BEGIN

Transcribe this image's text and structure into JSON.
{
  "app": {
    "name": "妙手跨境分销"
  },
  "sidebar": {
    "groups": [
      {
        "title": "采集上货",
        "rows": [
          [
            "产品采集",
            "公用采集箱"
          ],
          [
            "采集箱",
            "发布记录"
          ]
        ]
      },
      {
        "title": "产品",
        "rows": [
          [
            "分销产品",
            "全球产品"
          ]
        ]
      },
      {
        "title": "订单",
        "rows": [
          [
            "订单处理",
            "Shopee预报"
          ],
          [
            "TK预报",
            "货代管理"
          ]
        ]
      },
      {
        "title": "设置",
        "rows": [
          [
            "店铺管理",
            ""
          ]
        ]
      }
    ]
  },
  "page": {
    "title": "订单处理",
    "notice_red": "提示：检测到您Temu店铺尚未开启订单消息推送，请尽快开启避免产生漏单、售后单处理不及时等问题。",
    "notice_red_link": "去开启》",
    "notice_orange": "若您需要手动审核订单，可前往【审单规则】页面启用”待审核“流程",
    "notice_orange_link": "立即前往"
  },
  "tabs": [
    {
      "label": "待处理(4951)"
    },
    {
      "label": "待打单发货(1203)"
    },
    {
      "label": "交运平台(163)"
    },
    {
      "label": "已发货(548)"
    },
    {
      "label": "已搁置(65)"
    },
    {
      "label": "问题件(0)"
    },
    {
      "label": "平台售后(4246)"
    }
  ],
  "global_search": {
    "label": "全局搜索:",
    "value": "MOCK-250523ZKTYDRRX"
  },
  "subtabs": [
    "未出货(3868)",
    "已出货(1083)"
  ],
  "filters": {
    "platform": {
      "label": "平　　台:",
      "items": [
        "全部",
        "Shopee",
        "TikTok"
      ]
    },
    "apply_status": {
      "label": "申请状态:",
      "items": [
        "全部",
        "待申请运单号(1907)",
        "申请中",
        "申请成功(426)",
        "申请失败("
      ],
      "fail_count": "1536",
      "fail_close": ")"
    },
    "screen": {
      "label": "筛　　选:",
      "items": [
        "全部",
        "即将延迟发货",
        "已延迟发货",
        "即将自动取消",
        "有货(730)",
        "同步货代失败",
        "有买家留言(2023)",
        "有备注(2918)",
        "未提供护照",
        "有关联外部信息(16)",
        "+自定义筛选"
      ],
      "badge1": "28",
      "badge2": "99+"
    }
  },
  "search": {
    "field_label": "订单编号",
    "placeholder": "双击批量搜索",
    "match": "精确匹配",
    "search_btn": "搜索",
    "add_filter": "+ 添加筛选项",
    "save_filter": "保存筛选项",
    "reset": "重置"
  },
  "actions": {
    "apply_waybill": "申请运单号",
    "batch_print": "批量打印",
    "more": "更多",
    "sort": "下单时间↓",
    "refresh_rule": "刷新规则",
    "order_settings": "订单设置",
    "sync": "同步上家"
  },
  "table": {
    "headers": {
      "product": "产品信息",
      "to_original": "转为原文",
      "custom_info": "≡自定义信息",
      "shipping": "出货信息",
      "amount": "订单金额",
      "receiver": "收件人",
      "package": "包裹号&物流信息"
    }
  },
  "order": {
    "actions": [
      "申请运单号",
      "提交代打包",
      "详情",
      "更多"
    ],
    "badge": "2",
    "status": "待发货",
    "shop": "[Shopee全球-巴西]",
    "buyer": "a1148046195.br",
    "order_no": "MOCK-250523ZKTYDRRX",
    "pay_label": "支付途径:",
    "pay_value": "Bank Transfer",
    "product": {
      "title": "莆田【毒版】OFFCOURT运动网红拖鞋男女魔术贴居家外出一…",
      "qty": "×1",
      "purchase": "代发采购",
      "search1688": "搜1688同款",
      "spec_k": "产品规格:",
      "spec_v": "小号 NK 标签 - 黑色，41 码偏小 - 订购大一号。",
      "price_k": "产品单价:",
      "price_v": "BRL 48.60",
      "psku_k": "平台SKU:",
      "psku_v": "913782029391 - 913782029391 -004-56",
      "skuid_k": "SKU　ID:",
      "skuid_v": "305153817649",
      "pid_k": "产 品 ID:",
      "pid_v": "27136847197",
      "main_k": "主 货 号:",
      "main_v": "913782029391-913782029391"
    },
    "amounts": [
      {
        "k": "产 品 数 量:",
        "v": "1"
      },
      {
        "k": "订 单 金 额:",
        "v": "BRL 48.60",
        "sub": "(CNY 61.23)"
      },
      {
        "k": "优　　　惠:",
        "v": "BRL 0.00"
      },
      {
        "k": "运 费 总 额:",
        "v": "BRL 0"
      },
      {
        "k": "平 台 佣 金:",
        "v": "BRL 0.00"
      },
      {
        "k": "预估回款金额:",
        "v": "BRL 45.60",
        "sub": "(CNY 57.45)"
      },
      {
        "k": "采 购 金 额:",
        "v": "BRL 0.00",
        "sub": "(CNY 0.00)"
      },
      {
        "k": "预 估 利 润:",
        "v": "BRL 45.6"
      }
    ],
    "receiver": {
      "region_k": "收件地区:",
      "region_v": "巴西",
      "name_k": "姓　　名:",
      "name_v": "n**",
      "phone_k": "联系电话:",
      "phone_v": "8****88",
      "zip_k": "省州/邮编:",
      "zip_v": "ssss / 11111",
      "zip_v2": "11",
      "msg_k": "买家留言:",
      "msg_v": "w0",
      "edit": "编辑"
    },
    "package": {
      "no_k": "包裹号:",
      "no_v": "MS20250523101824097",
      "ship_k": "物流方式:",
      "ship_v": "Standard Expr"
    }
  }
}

END

Could you reproduce every record above exactly as it appears?

### Exercise solution
Transcribe this image's text and structure into JSON.
{
  "app": {
    "name": "妙手跨境分销"
  },
  "sidebar": {
    "groups": [
      {
        "title": "采集上货",
        "rows": [
          [
            "产品采集",
            "公用采集箱"
          ],
          [
            "采集箱",
            "发布记录"
          ]
        ]
      },
      {
        "title": "产品",
        "rows": [
          [
            "分销产品",
            "全球产品"
          ]
        ]
      },
      {
        "title": "订单",
        "rows": [
          [
            "订单处理",
            "Shopee预报"
          ],
          [
            "TK预报",
            "货代管理"
          ]
        ]
      },
      {
        "title": "设置",
        "rows": [
          [
            "店铺管理",
            ""
          ]
        ]
      }
    ]
  },
  "page": {
    "title": "订单处理",
    "notice_red": "提示：检测到您Temu店铺尚未开启订单消息推送，请尽快开启避免产生漏单、售后单处理不及时等问题。",
    "notice_red_link": "去开启》",
    "notice_orange": "若您需要手动审核订单，可前往【审单规则】页面启用”待审核“流程",
    "notice_orange_link": "立即前往"
  },
  "tabs": [
    {
      "label": "待处理(4951)"
    },
    {
      "label": "待打单发货(1203)"
    },
    {
      "label": "交运平台(163)"
    },
    {
      "label": "已发货(548)"
    },
    {
      "label": "已搁置(65)"
    },
    {
      "label": "问题件(0)"
    },
    {
      "label": "平台售后(4246)"
    }
  ],
  "global_search": {
    "label": "全局搜索:",
    "value": "MOCK-250523ZKTYDRRX"
  },
  "subtabs": [
    "未出货(3868)",
    "已出货(1083)"
  ],
  "filters": {
    "platform": {
      "label": "平　　台:",
      "items": [
        "全部",
        "Shopee",
        "TikTok"
      ]
    },
    "apply_status": {
      "label": "申请状态:",
      "items": [
        "全部",
        "待申请运单号(1907)",
        "申请中",
        "申请成功(426)",
        "申请失败("
      ],
      "fail_count": "1536",
      "fail_close": ")"
    },
    "screen": {
      "label": "筛　　选:",
      "items": [
        "全部",
        "即将延迟发货",
        "已延迟发货",
        "即将自动取消",
        "有货(730)",
        "同步货代失败",
        "有买家留言(2023)",
        "有备注(2918)",
        "未提供护照",
        "有关联外部信息(16)",
        "+自定义筛选"
      ],
      "badge1": "28",
      "badge2": "99+"
    }
  },
  "search": {
    "field_label": "订单编号",
    "placeholder": "双击批量搜索",
    "match": "精确匹配",
    "search_btn": "搜索",
    "add_filter": "+ 添加筛选项",
    "save_filter": "保存筛选项",
    "reset": "重置"
  },
  "actions": {
    "apply_waybill": "申请运单号",
    "batch_print": "批量打印",
    "more": "更多",
    "sort": "下单时间↓",
    "refresh_rule": "刷新规则",
    "order_settings": "订单设置",
    "sync": "同步上家"
  },
  "table": {
    "headers": {
      "product": "产品信息",
      "to_original": "转为原文",
      "custom_info": "≡自定义信息",
      "shipping": "出货信息",
      "amount": "订单金额",
      "receiver": "收件人",
      "package": "包裹号&物流信息"
    }
  },
  "order": {
    "actions": [
      "申请运单号",
      "提交代打包",
      "详情",
      "更多"
    ],
    "badge": "2",
    "status": "待发货",
    "shop": "[Shopee全球-巴西]",
    "buyer": "a1148046195.br",
    "order_no": "MOCK-250523ZKTYDRRX",
    "pay_label": "支付途径:",
    "pay_value": "Bank Transfer",
    "product": {
      "title": "莆田【毒版】OFFCOURT运动网红拖鞋男女魔术贴居家外出一…",
      "qty": "×1",
      "purchase": "代发采购",
      "search1688": "搜1688同款",
      "spec_k": "产品规格:",
      "spec_v": "小号 NK 标签 - 黑色，41 码偏小 - 订购大一号。",
      "price_k": "产品单价:",
      "price_v": "BRL 48.60",
      "psku_k": "平台SKU:",
      "psku_v": "913782029391 - 913782029391 -004-56",
      "skuid_k": "SKU　ID:",
      "skuid_v": "305153817649",
      "pid_k": "产 品 ID:",
      "pid_v": "27136847197",
      "main_k": "主 货 号:",
      "main_v": "913782029391-913782029391"
    },
    "amounts": [
      {
        "k": "产 品 数 量:",
        "v": "1"
      },
      {
        "k": "订 单 金 额:",
        "v": "BRL 48.60",
        "sub": "(CNY 61.23)"
      },
      {
        "k": "优　　　惠:",
        "v": "BRL 0.00"
      },
      {
        "k": "运 费 总 额:",
        "v": "BRL 0"
      },
      {
        "k": "平 台 佣 金:",
        "v": "BRL 0.00"
      },
      {
        "k": "预估回款金额:",
        "v": "BRL 45.60",
        "sub": "(CNY 57.45)"
      },
      {
        "k": "采 购 金 额:",
        "v": "BRL 0.00",
        "sub": "(CNY 0.00)"
      },
      {
        "k": "预 估 利 润:",
        "v": "BRL 45.6"
      }
    ],
    "receiver": {
      "region_k": "收件地区:",
      "region_v": "巴西",
      "name_k": "姓　　名:",
      "name_v": "n**",
      "phone_k": "联系电话:",
      "phone_v": "8****88",
      "zip_k": "省州/邮编:",
      "zip_v": "ssss / 11111",
      "zip_v2": "11",
      "msg_k": "买家留言:",
      "msg_v": "w0",
      "edit": "编辑"
    },
    "package": {
      "no_k": "包裹号:",
      "no_v": "MS20250523101824097",
      "ship_k": "物流方式:",
      "ship_v": "Standard Expr"
    }
  }
}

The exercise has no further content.